__CHALLENGE__: Look through the listing for the word "区市场局". Copy each line that has it.

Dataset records
===============

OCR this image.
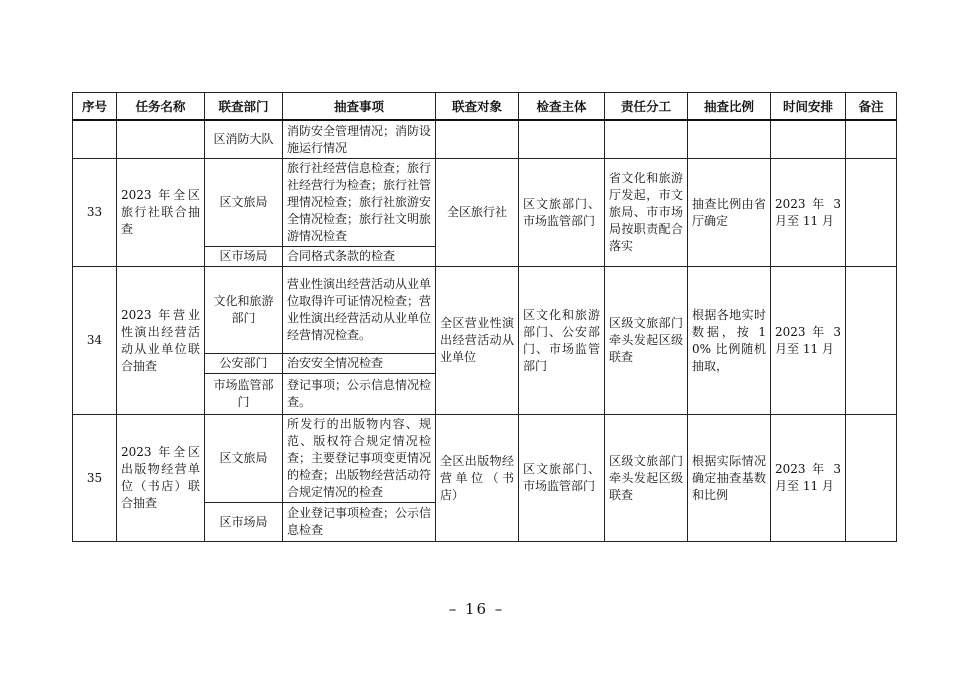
序号	任务名称	联查部门	抽查事项	联查对象	检查主体	责任分工	抽查比例	时间安排	备注
		区消防大队	消防安全管理情况；消防设施运行情况						
33	2023 年全区旅行社联合抽查	区文旅局	旅行社经营信息检查；旅行社经营行为检查；旅行社管理情况检查；旅行社旅游安全情况检查；旅行社文明旅游情况检查	全区旅行社	区文旅部门、市场监管部门	省文化和旅游厅发起，市文旅局、市市场局按职责配合落实	抽查比例由省厅确定	2023 年 3 月至 11 月	
		区市场局	合同格式条款的检查						
34	2023 年营业性演出经营活动从业单位联合抽查	文化和旅游部门	营业性演出经营活动从业单位取得许可证情况检查；营业性演出经营活动从业单位经营情况检查。	全区营业性演出经营活动从业单位	区文化和旅游部门、公安部门、市场监管部门	区级文旅部门牵头发起区级联查	根据各地实时数据，按 10% 比例随机抽取，	2023 年 3 月至 11 月	
		公安部门	治安安全情况检查						
		市场监管部门	登记事项；公示信息情况检查。						
35	2023 年全区出版物经营单位（书店）联合抽查	区文旅局	所发行的出版物内容、规范、版权符合规定情况检查；主要登记事项变更情况的检查；出版物经营活动符合规定情况的检查	全区出版物经营单位（书店）	区文旅部门、市场监管部门	区级文旅部门牵头发起区级联查	根据实际情况确定抽查基数和比例	2023 年 3 月至 11 月	
		区市场局	企业登记事项检查；公示信息检查						
– 16 –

===============

__ANSWER TO THIS PROBLEM__:
		区市场局	合同格式条款的检查						
		区市场局	企业登记事项检查；公示信息检查						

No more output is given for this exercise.